═══ Listed entries ═══

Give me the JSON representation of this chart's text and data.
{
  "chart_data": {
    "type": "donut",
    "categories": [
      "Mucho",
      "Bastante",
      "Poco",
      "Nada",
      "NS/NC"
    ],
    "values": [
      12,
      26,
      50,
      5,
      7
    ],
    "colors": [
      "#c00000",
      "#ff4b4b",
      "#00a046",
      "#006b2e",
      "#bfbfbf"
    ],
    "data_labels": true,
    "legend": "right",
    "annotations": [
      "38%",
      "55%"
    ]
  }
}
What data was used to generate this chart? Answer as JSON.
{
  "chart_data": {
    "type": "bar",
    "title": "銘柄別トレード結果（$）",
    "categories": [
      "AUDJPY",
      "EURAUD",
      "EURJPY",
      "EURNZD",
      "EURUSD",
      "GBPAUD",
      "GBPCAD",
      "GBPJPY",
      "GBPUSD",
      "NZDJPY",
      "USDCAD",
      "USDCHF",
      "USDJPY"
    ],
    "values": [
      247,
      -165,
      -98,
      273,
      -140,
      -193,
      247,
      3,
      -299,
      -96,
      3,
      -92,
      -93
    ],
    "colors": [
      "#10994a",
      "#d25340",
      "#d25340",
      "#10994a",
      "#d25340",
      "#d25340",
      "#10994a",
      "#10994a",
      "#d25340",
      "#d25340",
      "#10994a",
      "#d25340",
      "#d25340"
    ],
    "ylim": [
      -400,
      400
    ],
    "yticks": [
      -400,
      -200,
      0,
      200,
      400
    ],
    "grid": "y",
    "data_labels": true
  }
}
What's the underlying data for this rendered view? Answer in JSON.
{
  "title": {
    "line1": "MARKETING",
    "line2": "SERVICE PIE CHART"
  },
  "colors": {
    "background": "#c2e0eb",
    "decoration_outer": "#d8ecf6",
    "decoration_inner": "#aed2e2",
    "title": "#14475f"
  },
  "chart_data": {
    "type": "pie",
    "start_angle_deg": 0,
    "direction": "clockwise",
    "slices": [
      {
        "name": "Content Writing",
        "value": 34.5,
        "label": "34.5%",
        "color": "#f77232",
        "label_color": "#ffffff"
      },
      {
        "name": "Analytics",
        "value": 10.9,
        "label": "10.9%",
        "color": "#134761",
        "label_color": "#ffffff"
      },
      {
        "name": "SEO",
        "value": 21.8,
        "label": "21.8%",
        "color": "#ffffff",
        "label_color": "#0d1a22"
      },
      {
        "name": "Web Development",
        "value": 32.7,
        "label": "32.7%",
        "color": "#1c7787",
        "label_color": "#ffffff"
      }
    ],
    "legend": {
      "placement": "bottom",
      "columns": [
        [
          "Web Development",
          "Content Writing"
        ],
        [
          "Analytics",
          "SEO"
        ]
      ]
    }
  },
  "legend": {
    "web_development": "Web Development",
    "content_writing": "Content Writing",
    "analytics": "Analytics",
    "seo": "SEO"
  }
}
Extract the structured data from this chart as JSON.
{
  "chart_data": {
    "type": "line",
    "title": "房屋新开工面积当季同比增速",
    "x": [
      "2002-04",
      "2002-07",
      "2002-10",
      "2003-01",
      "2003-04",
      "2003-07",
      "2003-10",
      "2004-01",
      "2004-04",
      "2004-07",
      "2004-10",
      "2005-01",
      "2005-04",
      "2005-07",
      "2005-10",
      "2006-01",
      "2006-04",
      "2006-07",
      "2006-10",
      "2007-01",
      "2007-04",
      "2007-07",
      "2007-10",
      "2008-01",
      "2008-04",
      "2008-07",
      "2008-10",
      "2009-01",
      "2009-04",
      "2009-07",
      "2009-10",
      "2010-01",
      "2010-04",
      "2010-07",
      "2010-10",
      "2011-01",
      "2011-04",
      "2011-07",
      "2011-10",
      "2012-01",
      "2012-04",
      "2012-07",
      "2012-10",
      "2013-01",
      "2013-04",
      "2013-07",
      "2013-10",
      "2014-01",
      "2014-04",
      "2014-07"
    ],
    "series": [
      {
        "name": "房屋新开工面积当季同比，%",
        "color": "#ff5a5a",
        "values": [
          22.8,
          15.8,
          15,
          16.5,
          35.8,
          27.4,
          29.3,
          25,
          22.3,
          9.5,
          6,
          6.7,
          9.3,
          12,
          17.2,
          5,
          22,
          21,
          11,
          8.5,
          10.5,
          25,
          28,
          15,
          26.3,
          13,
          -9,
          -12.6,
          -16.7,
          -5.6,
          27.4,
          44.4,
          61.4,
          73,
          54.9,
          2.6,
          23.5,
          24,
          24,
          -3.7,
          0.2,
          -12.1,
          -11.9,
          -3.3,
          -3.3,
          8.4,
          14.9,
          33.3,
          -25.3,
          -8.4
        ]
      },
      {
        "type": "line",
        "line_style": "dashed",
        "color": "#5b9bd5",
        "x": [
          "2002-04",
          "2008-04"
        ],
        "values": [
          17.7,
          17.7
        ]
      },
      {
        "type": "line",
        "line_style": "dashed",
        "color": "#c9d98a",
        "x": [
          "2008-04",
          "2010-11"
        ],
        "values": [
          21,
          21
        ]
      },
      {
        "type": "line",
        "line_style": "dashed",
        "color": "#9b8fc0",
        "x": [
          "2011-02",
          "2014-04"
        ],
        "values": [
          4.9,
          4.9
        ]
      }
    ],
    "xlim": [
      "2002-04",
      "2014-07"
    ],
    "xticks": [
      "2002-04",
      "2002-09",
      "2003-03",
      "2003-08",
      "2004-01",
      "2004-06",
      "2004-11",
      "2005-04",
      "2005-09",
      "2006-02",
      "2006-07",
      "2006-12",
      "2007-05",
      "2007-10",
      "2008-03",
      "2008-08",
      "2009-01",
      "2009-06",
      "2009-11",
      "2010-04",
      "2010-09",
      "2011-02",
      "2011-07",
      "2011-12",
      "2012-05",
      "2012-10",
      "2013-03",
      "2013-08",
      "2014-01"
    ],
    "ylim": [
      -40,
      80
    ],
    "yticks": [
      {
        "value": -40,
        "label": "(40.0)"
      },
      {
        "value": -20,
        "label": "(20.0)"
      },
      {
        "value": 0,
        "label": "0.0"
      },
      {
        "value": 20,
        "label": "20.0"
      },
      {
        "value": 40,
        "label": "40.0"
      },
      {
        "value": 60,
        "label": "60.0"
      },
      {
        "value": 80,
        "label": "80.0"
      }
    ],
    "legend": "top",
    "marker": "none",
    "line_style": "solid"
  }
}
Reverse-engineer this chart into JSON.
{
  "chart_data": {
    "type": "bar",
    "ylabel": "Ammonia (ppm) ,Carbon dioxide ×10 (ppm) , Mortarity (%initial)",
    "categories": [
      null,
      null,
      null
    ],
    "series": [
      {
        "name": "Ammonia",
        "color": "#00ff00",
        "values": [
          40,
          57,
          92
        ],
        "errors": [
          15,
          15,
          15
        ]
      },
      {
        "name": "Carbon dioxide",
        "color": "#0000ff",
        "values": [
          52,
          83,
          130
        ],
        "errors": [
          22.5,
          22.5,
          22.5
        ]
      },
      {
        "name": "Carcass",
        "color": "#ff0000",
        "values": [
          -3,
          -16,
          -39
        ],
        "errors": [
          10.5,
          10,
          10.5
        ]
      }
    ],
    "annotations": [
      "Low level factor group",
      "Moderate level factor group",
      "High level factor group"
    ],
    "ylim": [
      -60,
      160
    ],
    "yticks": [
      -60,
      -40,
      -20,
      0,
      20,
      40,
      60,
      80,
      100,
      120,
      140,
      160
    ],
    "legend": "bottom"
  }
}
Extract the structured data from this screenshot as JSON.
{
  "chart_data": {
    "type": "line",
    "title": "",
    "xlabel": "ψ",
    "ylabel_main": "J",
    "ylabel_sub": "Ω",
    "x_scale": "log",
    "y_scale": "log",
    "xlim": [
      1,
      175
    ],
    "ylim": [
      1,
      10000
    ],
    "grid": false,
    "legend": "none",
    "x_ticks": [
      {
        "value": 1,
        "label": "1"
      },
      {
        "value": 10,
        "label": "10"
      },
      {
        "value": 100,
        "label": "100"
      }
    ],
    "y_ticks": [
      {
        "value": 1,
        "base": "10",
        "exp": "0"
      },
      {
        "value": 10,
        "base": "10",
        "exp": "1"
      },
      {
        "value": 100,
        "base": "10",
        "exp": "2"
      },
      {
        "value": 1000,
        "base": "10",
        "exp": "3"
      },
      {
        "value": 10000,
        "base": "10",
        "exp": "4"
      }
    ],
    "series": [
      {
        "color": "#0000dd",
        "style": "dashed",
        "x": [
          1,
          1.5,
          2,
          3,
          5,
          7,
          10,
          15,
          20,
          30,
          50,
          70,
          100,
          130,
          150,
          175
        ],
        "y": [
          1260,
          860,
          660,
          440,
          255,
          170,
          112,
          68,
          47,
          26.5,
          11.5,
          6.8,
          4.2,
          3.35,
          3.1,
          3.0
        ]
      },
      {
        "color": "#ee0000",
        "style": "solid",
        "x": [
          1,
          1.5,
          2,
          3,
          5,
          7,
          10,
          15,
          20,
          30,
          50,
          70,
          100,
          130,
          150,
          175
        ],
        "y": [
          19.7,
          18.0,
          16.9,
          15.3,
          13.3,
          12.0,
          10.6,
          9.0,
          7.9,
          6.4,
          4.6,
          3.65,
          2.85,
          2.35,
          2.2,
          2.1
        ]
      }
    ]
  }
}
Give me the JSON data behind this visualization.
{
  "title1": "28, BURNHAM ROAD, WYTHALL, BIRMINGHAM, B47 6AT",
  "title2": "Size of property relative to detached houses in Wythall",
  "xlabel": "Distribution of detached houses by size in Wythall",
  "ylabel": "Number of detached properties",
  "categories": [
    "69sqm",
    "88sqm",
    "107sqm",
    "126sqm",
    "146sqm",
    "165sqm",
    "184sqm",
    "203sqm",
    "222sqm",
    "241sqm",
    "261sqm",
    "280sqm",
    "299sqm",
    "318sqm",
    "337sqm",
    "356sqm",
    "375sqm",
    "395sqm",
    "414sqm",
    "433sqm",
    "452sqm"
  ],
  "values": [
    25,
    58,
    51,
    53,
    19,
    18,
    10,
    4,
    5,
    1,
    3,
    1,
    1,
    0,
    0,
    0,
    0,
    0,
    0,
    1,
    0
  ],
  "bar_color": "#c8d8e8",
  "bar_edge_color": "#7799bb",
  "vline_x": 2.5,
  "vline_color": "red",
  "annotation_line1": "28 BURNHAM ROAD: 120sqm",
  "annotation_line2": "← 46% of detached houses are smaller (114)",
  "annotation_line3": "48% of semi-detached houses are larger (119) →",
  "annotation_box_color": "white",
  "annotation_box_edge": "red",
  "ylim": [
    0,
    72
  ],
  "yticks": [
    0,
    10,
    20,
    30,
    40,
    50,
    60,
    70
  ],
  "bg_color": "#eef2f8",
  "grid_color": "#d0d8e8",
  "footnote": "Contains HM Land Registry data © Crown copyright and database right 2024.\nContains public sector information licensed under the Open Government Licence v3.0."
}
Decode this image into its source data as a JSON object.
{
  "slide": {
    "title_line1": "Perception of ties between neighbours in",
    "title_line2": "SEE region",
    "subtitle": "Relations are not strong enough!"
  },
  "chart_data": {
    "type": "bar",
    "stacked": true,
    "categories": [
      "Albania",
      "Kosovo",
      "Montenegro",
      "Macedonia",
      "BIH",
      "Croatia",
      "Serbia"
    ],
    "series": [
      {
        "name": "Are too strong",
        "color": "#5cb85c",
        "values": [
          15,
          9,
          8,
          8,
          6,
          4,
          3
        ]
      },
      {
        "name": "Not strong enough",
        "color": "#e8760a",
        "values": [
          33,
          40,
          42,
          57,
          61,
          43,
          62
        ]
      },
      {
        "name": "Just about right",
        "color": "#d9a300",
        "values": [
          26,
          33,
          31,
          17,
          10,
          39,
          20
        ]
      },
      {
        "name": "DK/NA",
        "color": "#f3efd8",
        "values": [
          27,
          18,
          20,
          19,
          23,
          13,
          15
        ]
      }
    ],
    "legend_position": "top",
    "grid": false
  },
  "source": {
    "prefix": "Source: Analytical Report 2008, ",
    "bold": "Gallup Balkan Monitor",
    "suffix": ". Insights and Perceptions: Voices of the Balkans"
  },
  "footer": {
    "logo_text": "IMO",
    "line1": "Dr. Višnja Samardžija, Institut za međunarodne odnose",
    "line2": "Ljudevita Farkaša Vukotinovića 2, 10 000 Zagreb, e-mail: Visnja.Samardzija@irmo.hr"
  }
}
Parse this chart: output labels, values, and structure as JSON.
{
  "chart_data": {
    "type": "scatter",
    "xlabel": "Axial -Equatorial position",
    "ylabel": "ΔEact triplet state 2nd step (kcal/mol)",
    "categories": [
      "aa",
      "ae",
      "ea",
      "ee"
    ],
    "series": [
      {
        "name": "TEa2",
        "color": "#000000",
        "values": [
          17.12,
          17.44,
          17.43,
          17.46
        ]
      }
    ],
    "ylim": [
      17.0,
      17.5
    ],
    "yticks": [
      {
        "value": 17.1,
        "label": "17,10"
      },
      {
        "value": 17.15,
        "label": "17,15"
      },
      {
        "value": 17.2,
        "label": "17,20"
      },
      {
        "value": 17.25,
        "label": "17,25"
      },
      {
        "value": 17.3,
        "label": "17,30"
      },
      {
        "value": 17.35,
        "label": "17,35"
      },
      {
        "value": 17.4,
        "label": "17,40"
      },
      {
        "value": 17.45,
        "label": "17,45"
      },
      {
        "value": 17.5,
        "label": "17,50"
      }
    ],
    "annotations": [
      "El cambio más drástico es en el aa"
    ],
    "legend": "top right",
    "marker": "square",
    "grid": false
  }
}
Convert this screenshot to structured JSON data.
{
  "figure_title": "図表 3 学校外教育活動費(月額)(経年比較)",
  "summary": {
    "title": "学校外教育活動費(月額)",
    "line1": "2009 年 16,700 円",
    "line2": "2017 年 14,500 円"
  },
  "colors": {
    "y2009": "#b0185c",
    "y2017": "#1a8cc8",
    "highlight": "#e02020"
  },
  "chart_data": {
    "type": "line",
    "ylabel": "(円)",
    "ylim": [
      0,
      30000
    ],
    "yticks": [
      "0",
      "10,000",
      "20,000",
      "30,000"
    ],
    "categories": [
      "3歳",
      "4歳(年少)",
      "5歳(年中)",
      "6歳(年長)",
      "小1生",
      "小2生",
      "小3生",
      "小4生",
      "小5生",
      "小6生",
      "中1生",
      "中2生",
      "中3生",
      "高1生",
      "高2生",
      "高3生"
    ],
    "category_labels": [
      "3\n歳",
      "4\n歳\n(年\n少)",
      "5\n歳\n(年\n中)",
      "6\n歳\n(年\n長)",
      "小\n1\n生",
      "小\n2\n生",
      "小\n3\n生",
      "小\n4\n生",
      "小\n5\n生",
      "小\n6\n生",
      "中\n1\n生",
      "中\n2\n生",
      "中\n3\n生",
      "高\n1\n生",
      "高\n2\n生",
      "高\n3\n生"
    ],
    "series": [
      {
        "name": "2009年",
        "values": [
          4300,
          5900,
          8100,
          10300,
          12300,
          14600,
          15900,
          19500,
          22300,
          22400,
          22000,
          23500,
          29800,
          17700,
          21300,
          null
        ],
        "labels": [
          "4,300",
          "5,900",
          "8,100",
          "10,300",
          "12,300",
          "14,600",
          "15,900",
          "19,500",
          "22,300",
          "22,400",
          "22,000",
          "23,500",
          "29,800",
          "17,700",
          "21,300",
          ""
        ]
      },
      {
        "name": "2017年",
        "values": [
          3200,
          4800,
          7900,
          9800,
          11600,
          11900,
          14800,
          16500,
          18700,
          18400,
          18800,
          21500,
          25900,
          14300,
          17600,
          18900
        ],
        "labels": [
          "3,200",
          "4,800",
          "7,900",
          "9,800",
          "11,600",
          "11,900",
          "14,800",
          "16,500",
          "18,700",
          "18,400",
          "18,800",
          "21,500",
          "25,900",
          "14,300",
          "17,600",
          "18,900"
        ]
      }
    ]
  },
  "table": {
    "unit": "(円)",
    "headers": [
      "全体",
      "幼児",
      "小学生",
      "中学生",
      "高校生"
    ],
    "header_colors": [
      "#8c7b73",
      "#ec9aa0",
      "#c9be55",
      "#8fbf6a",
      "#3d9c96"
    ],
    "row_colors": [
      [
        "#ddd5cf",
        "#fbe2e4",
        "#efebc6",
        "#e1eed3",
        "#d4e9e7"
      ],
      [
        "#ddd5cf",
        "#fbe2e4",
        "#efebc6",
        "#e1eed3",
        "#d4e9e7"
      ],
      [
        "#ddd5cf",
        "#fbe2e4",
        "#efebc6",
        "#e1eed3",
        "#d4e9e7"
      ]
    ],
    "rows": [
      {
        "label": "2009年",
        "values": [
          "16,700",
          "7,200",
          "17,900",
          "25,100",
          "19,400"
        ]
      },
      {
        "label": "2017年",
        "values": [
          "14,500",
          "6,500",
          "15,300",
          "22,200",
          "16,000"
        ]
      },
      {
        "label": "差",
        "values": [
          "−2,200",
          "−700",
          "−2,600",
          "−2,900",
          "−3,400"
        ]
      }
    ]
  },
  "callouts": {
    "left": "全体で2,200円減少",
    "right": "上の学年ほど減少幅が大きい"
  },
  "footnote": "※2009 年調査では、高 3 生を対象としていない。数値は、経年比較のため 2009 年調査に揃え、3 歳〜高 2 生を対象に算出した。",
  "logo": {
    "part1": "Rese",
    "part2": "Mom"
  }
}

═══

> _Task statement_
Show every line of the listing in which the string "BURNHAM" can be found.

> _Completed exercise_
  "title1": "28, BURNHAM ROAD, WYTHALL, BIRMINGHAM, B47 6AT",
  "annotation_line1": "28 BURNHAM ROAD: 120sqm",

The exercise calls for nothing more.